### The task
Every line of the material is to be repeated exactly as it stands.
** Begin Records for this exercise **
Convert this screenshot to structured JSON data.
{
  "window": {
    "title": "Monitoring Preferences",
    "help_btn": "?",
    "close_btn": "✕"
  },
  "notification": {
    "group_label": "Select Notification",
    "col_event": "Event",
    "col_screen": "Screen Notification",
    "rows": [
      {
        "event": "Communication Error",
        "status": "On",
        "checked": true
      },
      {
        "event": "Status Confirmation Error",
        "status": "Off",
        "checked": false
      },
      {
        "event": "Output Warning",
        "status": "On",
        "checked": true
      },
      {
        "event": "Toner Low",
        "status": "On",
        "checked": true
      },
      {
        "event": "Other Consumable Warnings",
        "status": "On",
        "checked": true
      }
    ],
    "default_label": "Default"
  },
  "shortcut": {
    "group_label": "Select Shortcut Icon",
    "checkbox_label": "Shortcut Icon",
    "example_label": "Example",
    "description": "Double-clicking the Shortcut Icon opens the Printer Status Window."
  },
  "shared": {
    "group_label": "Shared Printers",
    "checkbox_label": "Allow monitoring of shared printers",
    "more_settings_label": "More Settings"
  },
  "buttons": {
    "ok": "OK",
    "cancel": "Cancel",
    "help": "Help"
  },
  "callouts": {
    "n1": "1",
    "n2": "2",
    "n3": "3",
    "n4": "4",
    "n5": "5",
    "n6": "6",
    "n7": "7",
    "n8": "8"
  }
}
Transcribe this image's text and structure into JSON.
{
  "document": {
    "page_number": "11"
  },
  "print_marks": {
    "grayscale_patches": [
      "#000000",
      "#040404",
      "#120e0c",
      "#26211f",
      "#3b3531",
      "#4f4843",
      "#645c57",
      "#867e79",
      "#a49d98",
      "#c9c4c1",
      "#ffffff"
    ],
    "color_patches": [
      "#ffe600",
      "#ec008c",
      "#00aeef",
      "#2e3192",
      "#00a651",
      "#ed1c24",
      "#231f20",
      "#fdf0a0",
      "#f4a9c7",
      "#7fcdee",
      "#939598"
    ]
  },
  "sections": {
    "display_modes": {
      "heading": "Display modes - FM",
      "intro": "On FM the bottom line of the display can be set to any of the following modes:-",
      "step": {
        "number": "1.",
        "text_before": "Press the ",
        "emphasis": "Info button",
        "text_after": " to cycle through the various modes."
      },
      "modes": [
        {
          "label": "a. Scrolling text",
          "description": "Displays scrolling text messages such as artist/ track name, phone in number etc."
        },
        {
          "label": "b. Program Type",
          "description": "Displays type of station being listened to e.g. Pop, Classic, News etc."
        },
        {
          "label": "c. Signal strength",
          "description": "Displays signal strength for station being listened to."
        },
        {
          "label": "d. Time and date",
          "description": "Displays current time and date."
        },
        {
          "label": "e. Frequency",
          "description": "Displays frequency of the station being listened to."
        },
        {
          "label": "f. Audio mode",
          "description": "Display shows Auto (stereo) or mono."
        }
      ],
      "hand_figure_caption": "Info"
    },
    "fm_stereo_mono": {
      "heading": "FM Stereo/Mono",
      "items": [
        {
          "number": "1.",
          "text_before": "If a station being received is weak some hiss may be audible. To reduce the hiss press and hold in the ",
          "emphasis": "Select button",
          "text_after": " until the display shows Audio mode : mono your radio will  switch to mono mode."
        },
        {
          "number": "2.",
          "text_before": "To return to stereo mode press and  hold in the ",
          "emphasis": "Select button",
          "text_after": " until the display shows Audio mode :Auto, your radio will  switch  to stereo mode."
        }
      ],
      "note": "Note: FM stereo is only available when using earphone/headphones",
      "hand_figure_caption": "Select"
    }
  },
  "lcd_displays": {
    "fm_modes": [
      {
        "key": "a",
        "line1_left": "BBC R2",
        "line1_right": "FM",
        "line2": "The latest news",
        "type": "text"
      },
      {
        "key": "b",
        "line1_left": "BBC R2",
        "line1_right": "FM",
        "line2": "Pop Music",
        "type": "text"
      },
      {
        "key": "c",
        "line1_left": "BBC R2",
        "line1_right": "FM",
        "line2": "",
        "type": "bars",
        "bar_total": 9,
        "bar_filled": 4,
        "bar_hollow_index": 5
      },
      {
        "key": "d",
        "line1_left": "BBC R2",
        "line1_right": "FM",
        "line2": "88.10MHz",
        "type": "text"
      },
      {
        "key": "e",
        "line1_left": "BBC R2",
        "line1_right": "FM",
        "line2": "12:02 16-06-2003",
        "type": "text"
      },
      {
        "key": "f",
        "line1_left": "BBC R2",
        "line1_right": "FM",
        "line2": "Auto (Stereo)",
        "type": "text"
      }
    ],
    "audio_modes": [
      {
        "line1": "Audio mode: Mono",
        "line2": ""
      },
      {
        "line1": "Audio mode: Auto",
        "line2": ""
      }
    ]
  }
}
** End Records for this exercise **
### Task result
Convert this screenshot to structured JSON data.
{
  "window": {
    "title": "Monitoring Preferences",
    "help_btn": "?",
    "close_btn": "✕"
  },
  "notification": {
    "group_label": "Select Notification",
    "col_event": "Event",
    "col_screen": "Screen Notification",
    "rows": [
      {
        "event": "Communication Error",
        "status": "On",
        "checked": true
      },
      {
        "event": "Status Confirmation Error",
        "status": "Off",
        "checked": false
      },
      {
        "event": "Output Warning",
        "status": "On",
        "checked": true
      },
      {
        "event": "Toner Low",
        "status": "On",
        "checked": true
      },
      {
        "event": "Other Consumable Warnings",
        "status": "On",
        "checked": true
      }
    ],
    "default_label": "Default"
  },
  "shortcut": {
    "group_label": "Select Shortcut Icon",
    "checkbox_label": "Shortcut Icon",
    "example_label": "Example",
    "description": "Double-clicking the Shortcut Icon opens the Printer Status Window."
  },
  "shared": {
    "group_label": "Shared Printers",
    "checkbox_label": "Allow monitoring of shared printers",
    "more_settings_label": "More Settings"
  },
  "buttons": {
    "ok": "OK",
    "cancel": "Cancel",
    "help": "Help"
  },
  "callouts": {
    "n1": "1",
    "n2": "2",
    "n3": "3",
    "n4": "4",
    "n5": "5",
    "n6": "6",
    "n7": "7",
    "n8": "8"
  }
}
Transcribe this image's text and structure into JSON.
{
  "document": {
    "page_number": "11"
  },
  "print_marks": {
    "grayscale_patches": [
      "#000000",
      "#040404",
      "#120e0c",
      "#26211f",
      "#3b3531",
      "#4f4843",
      "#645c57",
      "#867e79",
      "#a49d98",
      "#c9c4c1",
      "#ffffff"
    ],
    "color_patches": [
      "#ffe600",
      "#ec008c",
      "#00aeef",
      "#2e3192",
      "#00a651",
      "#ed1c24",
      "#231f20",
      "#fdf0a0",
      "#f4a9c7",
      "#7fcdee",
      "#939598"
    ]
  },
  "sections": {
    "display_modes": {
      "heading": "Display modes - FM",
      "intro": "On FM the bottom line of the display can be set to any of the following modes:-",
      "step": {
        "number": "1.",
        "text_before": "Press the ",
        "emphasis": "Info button",
        "text_after": " to cycle through the various modes."
      },
      "modes": [
        {
          "label": "a. Scrolling text",
          "description": "Displays scrolling text messages such as artist/ track name, phone in number etc."
        },
        {
          "label": "b. Program Type",
          "description": "Displays type of station being listened to e.g. Pop, Classic, News etc."
        },
        {
          "label": "c. Signal strength",
          "description": "Displays signal strength for station being listened to."
        },
        {
          "label": "d. Time and date",
          "description": "Displays current time and date."
        },
        {
          "label": "e. Frequency",
          "description": "Displays frequency of the station being listened to."
        },
        {
          "label": "f. Audio mode",
          "description": "Display shows Auto (stereo) or mono."
        }
      ],
      "hand_figure_caption": "Info"
    },
    "fm_stereo_mono": {
      "heading": "FM Stereo/Mono",
      "items": [
        {
          "number": "1.",
          "text_before": "If a station being received is weak some hiss may be audible. To reduce the hiss press and hold in the ",
          "emphasis": "Select button",
          "text_after": " until the display shows Audio mode : mono your radio will  switch to mono mode."
        },
        {
          "number": "2.",
          "text_before": "To return to stereo mode press and  hold in the ",
          "emphasis": "Select button",
          "text_after": " until the display shows Audio mode :Auto, your radio will  switch  to stereo mode."
        }
      ],
      "note": "Note: FM stereo is only available when using earphone/headphones",
      "hand_figure_caption": "Select"
    }
  },
  "lcd_displays": {
    "fm_modes": [
      {
        "key": "a",
        "line1_left": "BBC R2",
        "line1_right": "FM",
        "line2": "The latest news",
        "type": "text"
      },
      {
        "key": "b",
        "line1_left": "BBC R2",
        "line1_right": "FM",
        "line2": "Pop Music",
        "type": "text"
      },
      {
        "key": "c",
        "line1_left": "BBC R2",
        "line1_right": "FM",
        "line2": "",
        "type": "bars",
        "bar_total": 9,
        "bar_filled": 4,
        "bar_hollow_index": 5
      },
      {
        "key": "d",
        "line1_left": "BBC R2",
        "line1_right": "FM",
        "line2": "88.10MHz",
        "type": "text"
      },
      {
        "key": "e",
        "line1_left": "BBC R2",
        "line1_right": "FM",
        "line2": "12:02 16-06-2003",
        "type": "text"
      },
      {
        "key": "f",
        "line1_left": "BBC R2",
        "line1_right": "FM",
        "line2": "Auto (Stereo)",
        "type": "text"
      }
    ],
    "audio_modes": [
      {
        "line1": "Audio mode: Mono",
        "line2": ""
      },
      {
        "line1": "Audio mode: Auto",
        "line2": ""
      }
    ]
  }
}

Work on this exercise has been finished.